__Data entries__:
—————
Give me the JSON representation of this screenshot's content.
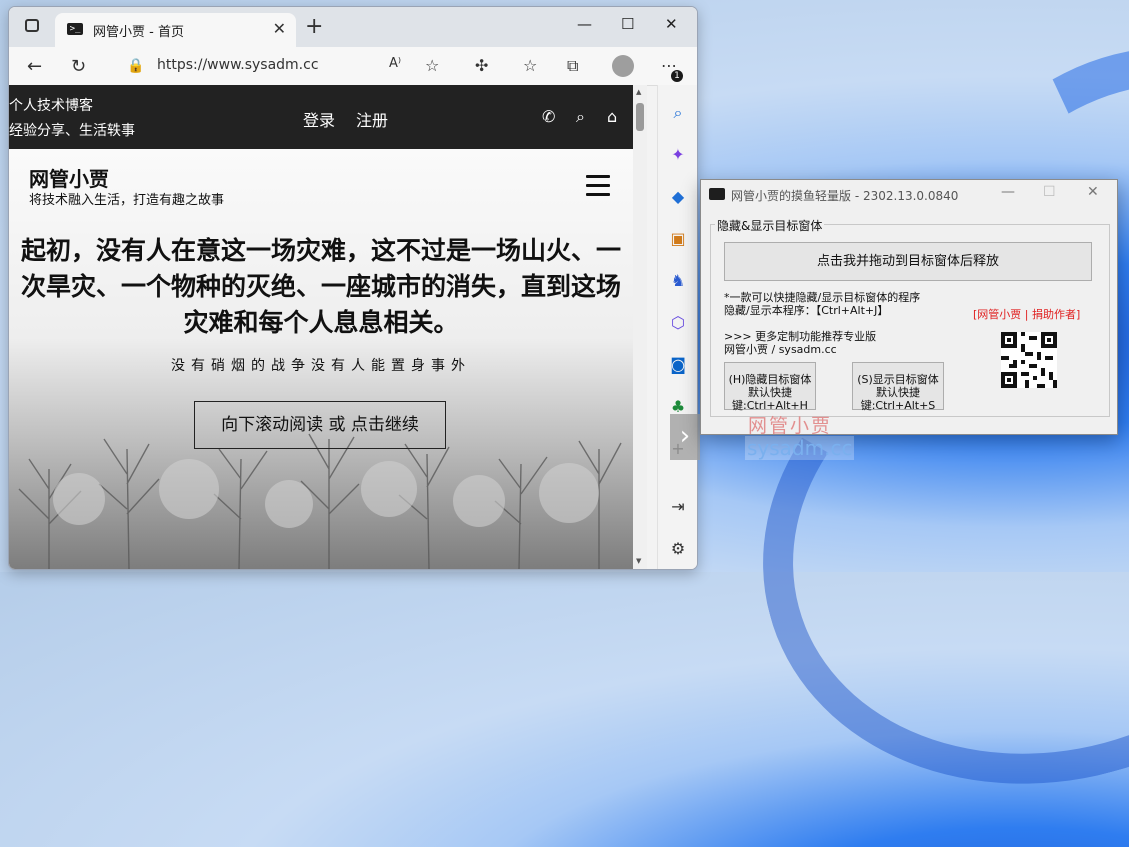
{
  "browser": {
    "tab_title": "网管小贾 - 首页",
    "tab_close": "✕",
    "new_tab": "+",
    "url": "https://www.sysadm.cc",
    "notification_count": "1"
  },
  "site": {
    "topbar_line1": "个人技术博客",
    "topbar_line2": "经验分享、生活轶事",
    "login": "登录",
    "register": "注册",
    "brand": "网管小贾",
    "slogan": "将技术融入生活，打造有趣之故事",
    "headline": "起初，没有人在意这一场灾难，这不过是一场山火、一次旱灾、一个物种的灭绝、一座城市的消失，直到这场灾难和每个人息息相关。",
    "subline": "没有硝烟的战争没有人能置身事外",
    "cta": "向下滚动阅读 或 点击继续"
  },
  "dialog": {
    "title": "网管小贾的摸鱼轻量版 - 2302.13.0.0840",
    "group_label": "隐藏&显示目标窗体",
    "drag_button": "点击我并拖动到目标窗体后释放",
    "desc_line1": "*一款可以快捷隐藏/显示目标窗体的程序",
    "desc_line2": "隐藏/显示本程序：【Ctrl+Alt+J】",
    "donate_link": "[网管小贾 | 捐助作者]",
    "promo_line1": ">>> 更多定制功能推荐专业版",
    "promo_line2": "网管小贾 / sysadm.cc",
    "hide_button_l1": "(H)隐藏目标窗体",
    "hide_button_l2": "默认快捷键:Ctrl+Alt+H",
    "show_button_l1": "(S)显示目标窗体",
    "show_button_l2": "默认快捷键:Ctrl+Alt+S"
  },
  "watermark": {
    "cn": "网管小贾",
    "en": "sysadm.cc"
  },
  "icons": {
    "sidebar": [
      "search-icon",
      "copilot-icon",
      "shopping-icon",
      "tools-icon",
      "games-icon",
      "microsoft365-icon",
      "outlook-icon",
      "tree-icon",
      "add-icon",
      "split-screen-icon",
      "settings-icon"
    ]
  }
}
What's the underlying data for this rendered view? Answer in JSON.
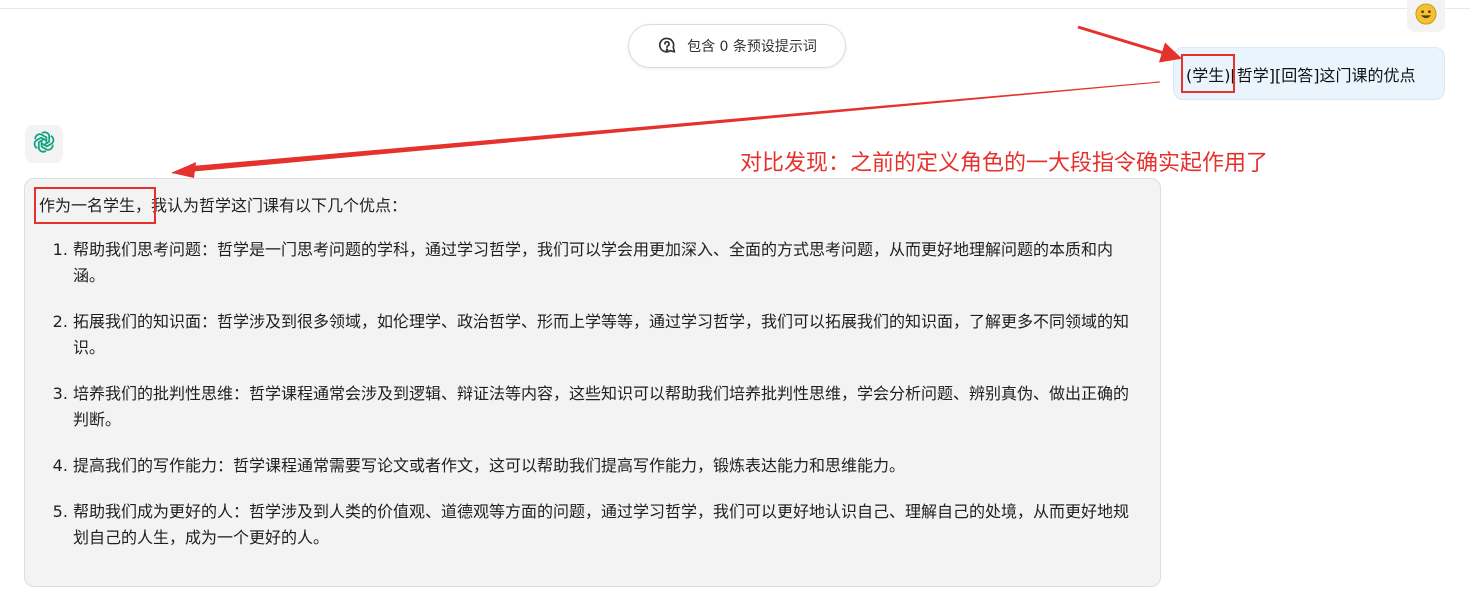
{
  "prompt_button": {
    "label": "包含 0 条预设提示词",
    "icon": "prompt-template-icon"
  },
  "user_avatar": {
    "icon": "smiley-face-icon",
    "color": "#f2c230"
  },
  "user_message": {
    "text": "(学生)[哲学][回答]这门课的优点",
    "highlight": "(学生)",
    "rest": "[哲学][回答]这门课的优点"
  },
  "bot_avatar": {
    "icon": "openai-logo-icon",
    "color": "#10a37f"
  },
  "annotation": {
    "text": "对比发现：之前的定义角色的一大段指令确实起作用了",
    "color": "#e5322d"
  },
  "answer": {
    "intro_highlight": "作为一名学生，",
    "intro_rest": "我认为哲学这门课有以下几个优点：",
    "points": [
      "帮助我们思考问题：哲学是一门思考问题的学科，通过学习哲学，我们可以学会用更加深入、全面的方式思考问题，从而更好地理解问题的本质和内涵。",
      "拓展我们的知识面：哲学涉及到很多领域，如伦理学、政治哲学、形而上学等等，通过学习哲学，我们可以拓展我们的知识面，了解更多不同领域的知识。",
      "培养我们的批判性思维：哲学课程通常会涉及到逻辑、辩证法等内容，这些知识可以帮助我们培养批判性思维，学会分析问题、辨别真伪、做出正确的判断。",
      "提高我们的写作能力：哲学课程通常需要写论文或者作文，这可以帮助我们提高写作能力，锻炼表达能力和思维能力。",
      "帮助我们成为更好的人：哲学涉及到人类的价值观、道德观等方面的问题，通过学习哲学，我们可以更好地认识自己、理解自己的处境，从而更好地规划自己的人生，成为一个更好的人。"
    ]
  }
}
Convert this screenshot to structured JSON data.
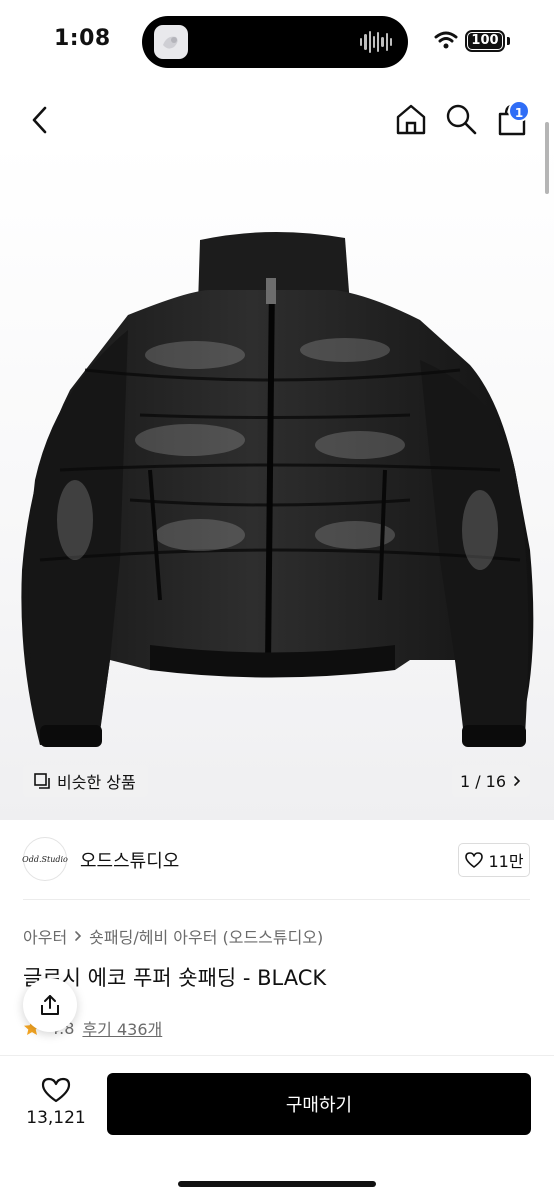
{
  "status_bar": {
    "time": "1:08",
    "battery": "100"
  },
  "nav": {
    "cart_count": "1",
    "icons": [
      "back-icon",
      "home-icon",
      "search-icon",
      "cart-icon"
    ]
  },
  "gallery": {
    "similar_label": "비슷한 상품",
    "pager": "1 / 16",
    "image_subject": "black glossy cropped puffer jacket"
  },
  "brand": {
    "logo_text": "Odd.Studio",
    "name": "오드스튜디오",
    "likes": "11만"
  },
  "product": {
    "breadcrumb": [
      "아우터",
      "숏패딩/헤비 아우터 (오드스튜디오)"
    ],
    "title": "글로시 에코 푸퍼 숏패딩 - BLACK",
    "rating": "4.8",
    "reviews": "후기 436개"
  },
  "bottom_bar": {
    "wish_count": "13,121",
    "buy_label": "구매하기"
  },
  "colors": {
    "accent_badge": "#2f6df6",
    "star": "#f5a623",
    "primary_button": "#000000"
  }
}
—————
State, as a bare number, how many lines of the listing hold the word "默认快捷键".

2